» **INFORMATION SHOWN**
========================================

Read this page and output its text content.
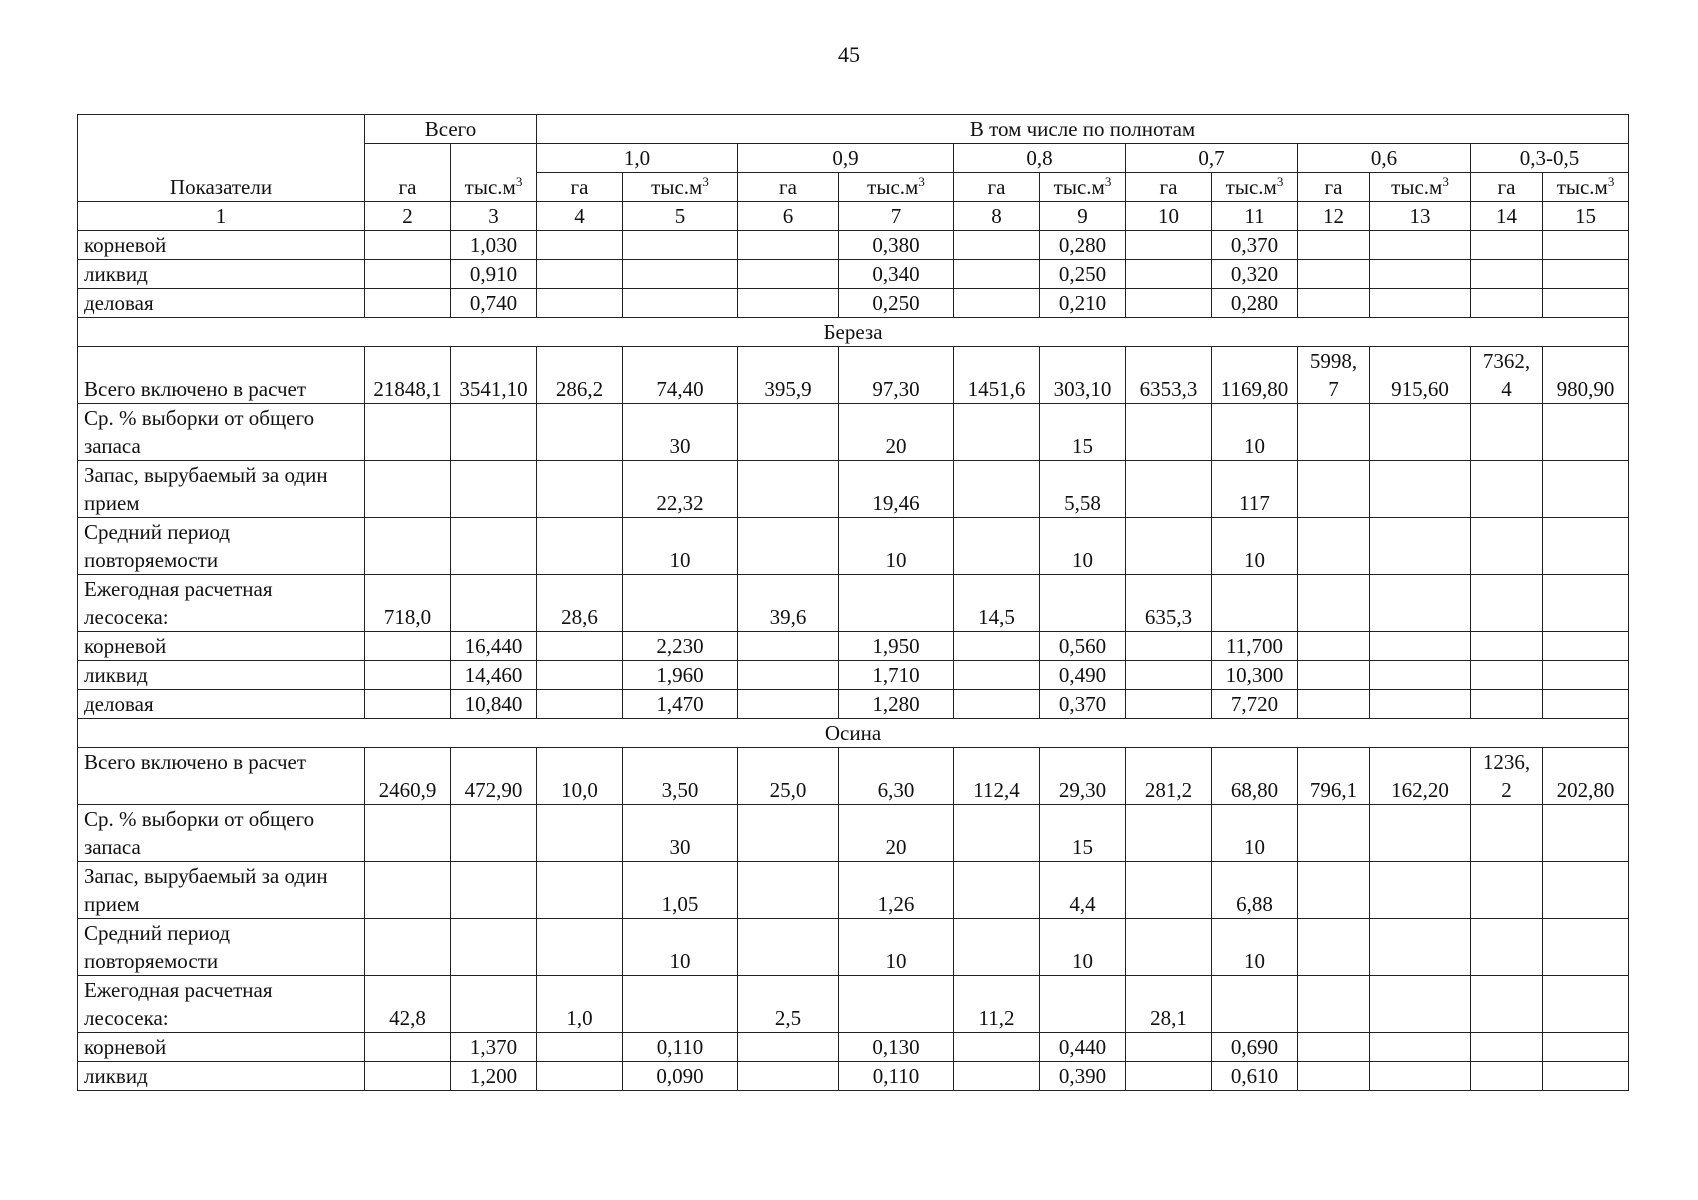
45
Показатели	Всего		В том числе по полнотам											
	га	$тыс.м^3$	1,0		0,9		0,8		0,7		0,6		0,3-0,5	
			га	$тыс.м^3$	га	$тыс.м^3$	га	$тыс.м^3$	га	$тыс.м^3$	га	$тыс.м^3$	га	$тыс.м^3$
1	2	3	4	5	6	7	8	9	10	11	12	13	14	15
корневой		1,030				0,380		0,280		0,370				
ликвид		0,910				0,340		0,250		0,320				
деловая		0,740				0,250		0,210		0,280				
Береза														
Всего включено в расчет	21848,1	3541,10	286,2	74,40	395,9	97,30	1451,6	303,10	6353,3	1169,80	5998,7	915,60	7362,4	980,90
Ср. % выборки от общего запаса				30		20		15		10				
Запас, вырубаемый за один прием				22,32		19,46		5,58		117				
Средний период повторяемости				10		10		10		10				
Ежегодная расчетная лесосека:	718,0		28,6		39,6		14,5		635,3					
корневой		16,440		2,230		1,950		0,560		11,700				
ликвид		14,460		1,960		1,710		0,490		10,300				
деловая		10,840		1,470		1,280		0,370		7,720				
Осина														
Всего включено в расчет	2460,9	472,90	10,0	3,50	25,0	6,30	112,4	29,30	281,2	68,80	796,1	162,20	1236,2	202,80
Ср. % выборки от общего запаса				30		20		15		10				
Запас, вырубаемый за один прием				1,05		1,26		4,4		6,88				
Средний период повторяемости				10		10		10		10				
Ежегодная расчетная лесосека:	42,8		1,0		2,5		11,2		28,1					
корневой		1,370		0,110		0,130		0,440		0,690				
ликвид		1,200		0,090		0,110		0,390		0,610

========================================

Write out the whole listing exactly, and drop the pictures.

Read this page and output its text content.
45
Показатели	Всего		В том числе по полнотам											
	га	$тыс.м^3$	1,0		0,9		0,8		0,7		0,6		0,3-0,5	
			га	$тыс.м^3$	га	$тыс.м^3$	га	$тыс.м^3$	га	$тыс.м^3$	га	$тыс.м^3$	га	$тыс.м^3$
1	2	3	4	5	6	7	8	9	10	11	12	13	14	15
корневой		1,030				0,380		0,280		0,370				
ликвид		0,910				0,340		0,250		0,320				
деловая		0,740				0,250		0,210		0,280				
Береза														
Всего включено в расчет	21848,1	3541,10	286,2	74,40	395,9	97,30	1451,6	303,10	6353,3	1169,80	5998,7	915,60	7362,4	980,90
Ср. % выборки от общего запаса				30		20		15		10				
Запас, вырубаемый за один прием				22,32		19,46		5,58		117				
Средний период повторяемости				10		10		10		10				
Ежегодная расчетная лесосека:	718,0		28,6		39,6		14,5		635,3					
корневой		16,440		2,230		1,950		0,560		11,700				
ликвид		14,460		1,960		1,710		0,490		10,300				
деловая		10,840		1,470		1,280		0,370		7,720				
Осина														
Всего включено в расчет	2460,9	472,90	10,0	3,50	25,0	6,30	112,4	29,30	281,2	68,80	796,1	162,20	1236,2	202,80
Ср. % выборки от общего запаса				30		20		15		10				
Запас, вырубаемый за один прием				1,05		1,26		4,4		6,88				
Средний период повторяемости				10		10		10		10				
Ежегодная расчетная лесосека:	42,8		1,0		2,5		11,2		28,1					
корневой		1,370		0,110		0,130		0,440		0,690				
ликвид		1,200		0,090		0,110		0,390		0,610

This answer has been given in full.